## AIM
Examine the records and identify each line that includes the string "being". Copy those lines.

## ITEMS
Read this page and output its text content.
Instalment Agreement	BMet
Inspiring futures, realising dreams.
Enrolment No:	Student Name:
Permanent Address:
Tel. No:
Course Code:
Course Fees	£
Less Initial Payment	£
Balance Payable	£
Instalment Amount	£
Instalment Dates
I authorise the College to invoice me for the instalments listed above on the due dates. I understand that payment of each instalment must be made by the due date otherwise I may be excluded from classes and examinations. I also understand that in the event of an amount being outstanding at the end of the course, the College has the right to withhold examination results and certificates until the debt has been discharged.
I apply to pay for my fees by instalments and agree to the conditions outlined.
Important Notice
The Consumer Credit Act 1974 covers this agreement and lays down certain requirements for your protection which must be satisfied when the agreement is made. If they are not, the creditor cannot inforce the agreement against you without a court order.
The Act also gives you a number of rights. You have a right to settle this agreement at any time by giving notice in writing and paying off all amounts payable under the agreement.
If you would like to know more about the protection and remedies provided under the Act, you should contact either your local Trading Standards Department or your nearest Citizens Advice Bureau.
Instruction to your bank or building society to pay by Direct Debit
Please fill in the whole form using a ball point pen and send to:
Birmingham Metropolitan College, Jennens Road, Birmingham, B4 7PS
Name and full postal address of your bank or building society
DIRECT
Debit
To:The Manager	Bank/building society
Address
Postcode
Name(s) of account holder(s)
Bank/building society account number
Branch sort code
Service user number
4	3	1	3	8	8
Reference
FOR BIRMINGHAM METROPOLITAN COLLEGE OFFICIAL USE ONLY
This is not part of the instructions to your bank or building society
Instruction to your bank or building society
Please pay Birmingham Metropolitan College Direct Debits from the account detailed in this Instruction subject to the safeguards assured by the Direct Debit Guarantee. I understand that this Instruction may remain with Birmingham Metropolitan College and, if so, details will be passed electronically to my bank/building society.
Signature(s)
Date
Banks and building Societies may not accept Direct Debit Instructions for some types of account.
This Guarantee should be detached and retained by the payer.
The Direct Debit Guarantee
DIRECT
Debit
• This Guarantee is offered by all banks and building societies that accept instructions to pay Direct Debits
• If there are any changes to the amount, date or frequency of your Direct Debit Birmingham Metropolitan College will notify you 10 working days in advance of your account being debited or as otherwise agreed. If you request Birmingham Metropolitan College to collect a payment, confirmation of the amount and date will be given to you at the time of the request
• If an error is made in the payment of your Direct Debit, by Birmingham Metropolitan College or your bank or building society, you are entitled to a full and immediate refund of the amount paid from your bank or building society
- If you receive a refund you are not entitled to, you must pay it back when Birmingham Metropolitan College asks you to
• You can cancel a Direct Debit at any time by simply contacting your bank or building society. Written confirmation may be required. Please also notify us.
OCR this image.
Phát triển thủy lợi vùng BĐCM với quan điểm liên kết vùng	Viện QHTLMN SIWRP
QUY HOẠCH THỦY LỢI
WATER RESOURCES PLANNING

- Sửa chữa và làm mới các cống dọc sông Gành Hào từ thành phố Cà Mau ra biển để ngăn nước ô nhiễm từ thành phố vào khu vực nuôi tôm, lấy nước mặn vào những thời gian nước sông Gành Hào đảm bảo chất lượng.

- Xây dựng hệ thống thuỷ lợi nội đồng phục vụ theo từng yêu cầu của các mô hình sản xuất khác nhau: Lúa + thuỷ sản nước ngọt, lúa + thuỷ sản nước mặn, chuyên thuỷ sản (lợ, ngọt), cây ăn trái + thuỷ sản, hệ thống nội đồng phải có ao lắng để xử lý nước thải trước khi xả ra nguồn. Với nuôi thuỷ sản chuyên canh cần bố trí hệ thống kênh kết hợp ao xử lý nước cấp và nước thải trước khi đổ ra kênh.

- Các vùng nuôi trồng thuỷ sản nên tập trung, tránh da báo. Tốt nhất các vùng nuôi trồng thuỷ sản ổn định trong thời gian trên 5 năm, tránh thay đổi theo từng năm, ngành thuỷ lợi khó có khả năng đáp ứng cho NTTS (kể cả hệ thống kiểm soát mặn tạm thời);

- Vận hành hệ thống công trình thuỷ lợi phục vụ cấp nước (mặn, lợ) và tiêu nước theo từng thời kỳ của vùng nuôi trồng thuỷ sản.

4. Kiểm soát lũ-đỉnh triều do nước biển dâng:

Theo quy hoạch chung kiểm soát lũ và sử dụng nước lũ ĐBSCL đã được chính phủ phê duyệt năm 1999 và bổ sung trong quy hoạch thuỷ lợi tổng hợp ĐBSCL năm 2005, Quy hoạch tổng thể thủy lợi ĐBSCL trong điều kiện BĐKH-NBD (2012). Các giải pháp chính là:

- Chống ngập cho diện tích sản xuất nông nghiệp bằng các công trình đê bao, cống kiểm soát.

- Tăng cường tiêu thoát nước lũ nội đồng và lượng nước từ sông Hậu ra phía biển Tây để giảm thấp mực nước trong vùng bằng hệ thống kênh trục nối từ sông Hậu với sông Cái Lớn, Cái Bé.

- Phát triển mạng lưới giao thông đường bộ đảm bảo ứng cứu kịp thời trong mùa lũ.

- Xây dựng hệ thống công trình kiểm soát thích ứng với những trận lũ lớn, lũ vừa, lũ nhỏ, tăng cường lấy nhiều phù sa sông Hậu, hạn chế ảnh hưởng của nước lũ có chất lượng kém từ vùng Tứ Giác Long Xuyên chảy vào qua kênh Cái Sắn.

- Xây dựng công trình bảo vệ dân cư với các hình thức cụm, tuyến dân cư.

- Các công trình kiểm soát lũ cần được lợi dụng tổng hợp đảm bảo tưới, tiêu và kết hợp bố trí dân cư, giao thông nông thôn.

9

## CORRECT OUTPUT
I authorise the College to invoice me for the instalments listed above on the due dates. I understand that payment of each instalment must be made by the due date otherwise I may be excluded from classes and examinations. I also understand that in the event of an amount being outstanding at the end of the course, the College has the right to withhold examination results and certificates until the debt has been discharged.
• If there are any changes to the amount, date or frequency of your Direct Debit Birmingham Metropolitan College will notify you 10 working days in advance of your account being debited or as otherwise agreed. If you request Birmingham Metropolitan College to collect a payment, confirmation of the amount and date will be given to you at the time of the request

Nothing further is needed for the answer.